Stated task
Where a line of the material contains the string "JSON", copy that line.

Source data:
==================================================
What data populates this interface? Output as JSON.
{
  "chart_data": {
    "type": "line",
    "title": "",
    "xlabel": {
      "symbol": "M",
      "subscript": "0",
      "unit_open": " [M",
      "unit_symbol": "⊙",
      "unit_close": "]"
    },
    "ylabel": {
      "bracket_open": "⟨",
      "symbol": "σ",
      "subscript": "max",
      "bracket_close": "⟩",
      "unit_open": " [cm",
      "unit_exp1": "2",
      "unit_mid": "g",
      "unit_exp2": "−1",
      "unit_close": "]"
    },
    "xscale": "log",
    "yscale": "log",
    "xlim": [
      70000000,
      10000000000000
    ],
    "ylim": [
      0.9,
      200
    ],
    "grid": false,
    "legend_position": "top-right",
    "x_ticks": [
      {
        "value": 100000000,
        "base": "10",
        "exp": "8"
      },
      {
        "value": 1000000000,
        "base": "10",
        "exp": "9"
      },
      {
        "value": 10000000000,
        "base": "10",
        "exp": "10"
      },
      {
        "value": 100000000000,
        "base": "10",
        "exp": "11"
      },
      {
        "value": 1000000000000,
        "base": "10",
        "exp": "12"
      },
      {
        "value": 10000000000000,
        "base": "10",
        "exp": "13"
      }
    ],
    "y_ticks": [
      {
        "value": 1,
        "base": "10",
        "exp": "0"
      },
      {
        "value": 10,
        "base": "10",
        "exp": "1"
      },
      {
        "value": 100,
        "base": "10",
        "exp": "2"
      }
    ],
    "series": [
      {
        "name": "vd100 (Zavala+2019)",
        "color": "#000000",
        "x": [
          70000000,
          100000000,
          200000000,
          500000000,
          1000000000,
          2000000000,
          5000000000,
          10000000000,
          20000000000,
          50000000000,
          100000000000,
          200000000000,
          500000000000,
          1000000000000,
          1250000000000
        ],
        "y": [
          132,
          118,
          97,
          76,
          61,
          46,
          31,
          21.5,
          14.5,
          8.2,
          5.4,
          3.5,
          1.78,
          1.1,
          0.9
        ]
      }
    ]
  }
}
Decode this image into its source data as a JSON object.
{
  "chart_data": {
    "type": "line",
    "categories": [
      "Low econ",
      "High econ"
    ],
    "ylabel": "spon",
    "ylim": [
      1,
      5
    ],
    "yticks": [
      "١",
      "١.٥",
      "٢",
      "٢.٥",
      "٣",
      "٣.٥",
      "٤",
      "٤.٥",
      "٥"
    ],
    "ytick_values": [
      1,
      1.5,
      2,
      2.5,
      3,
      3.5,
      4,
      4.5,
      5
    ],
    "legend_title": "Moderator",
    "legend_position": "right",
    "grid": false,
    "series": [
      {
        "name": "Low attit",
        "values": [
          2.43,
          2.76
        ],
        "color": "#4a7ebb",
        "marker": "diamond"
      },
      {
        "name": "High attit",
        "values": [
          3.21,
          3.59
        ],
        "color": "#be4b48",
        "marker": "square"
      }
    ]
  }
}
==================================================
Reply to the task
What data populates this interface? Output as JSON.
Decode this image into its source data as a JSON object.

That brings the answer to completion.